### Exercise aim
Write out every record in full, exactly as written, please.

### Given records
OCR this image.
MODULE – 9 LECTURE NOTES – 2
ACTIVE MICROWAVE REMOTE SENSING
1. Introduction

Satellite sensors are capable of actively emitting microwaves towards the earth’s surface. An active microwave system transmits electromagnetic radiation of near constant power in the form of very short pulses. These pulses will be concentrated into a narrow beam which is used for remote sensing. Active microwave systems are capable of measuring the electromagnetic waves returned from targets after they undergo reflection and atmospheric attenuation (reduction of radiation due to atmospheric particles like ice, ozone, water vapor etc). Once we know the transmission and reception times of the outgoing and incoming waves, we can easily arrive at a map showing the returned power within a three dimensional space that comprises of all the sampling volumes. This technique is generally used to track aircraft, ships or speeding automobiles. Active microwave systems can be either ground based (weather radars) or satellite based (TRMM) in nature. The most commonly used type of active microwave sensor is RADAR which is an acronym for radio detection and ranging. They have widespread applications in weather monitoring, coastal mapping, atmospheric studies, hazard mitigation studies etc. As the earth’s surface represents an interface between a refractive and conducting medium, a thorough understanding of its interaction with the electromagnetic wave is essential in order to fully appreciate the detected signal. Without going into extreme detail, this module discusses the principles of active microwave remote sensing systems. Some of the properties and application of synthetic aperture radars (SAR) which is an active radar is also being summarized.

### Answer to the exercise
OCR this image.
MODULE – 9 LECTURE NOTES – 2
ACTIVE MICROWAVE REMOTE SENSING
1. Introduction

Satellite sensors are capable of actively emitting microwaves towards the earth’s surface. An active microwave system transmits electromagnetic radiation of near constant power in the form of very short pulses. These pulses will be concentrated into a narrow beam which is used for remote sensing. Active microwave systems are capable of measuring the electromagnetic waves returned from targets after they undergo reflection and atmospheric attenuation (reduction of radiation due to atmospheric particles like ice, ozone, water vapor etc). Once we know the transmission and reception times of the outgoing and incoming waves, we can easily arrive at a map showing the returned power within a three dimensional space that comprises of all the sampling volumes. This technique is generally used to track aircraft, ships or speeding automobiles. Active microwave systems can be either ground based (weather radars) or satellite based (TRMM) in nature. The most commonly used type of active microwave sensor is RADAR which is an acronym for radio detection and ranging. They have widespread applications in weather monitoring, coastal mapping, atmospheric studies, hazard mitigation studies etc. As the earth’s surface represents an interface between a refractive and conducting medium, a thorough understanding of its interaction with the electromagnetic wave is essential in order to fully appreciate the detected signal. Without going into extreme detail, this module discusses the principles of active microwave remote sensing systems. Some of the properties and application of synthetic aperture radars (SAR) which is an active radar is also being summarized.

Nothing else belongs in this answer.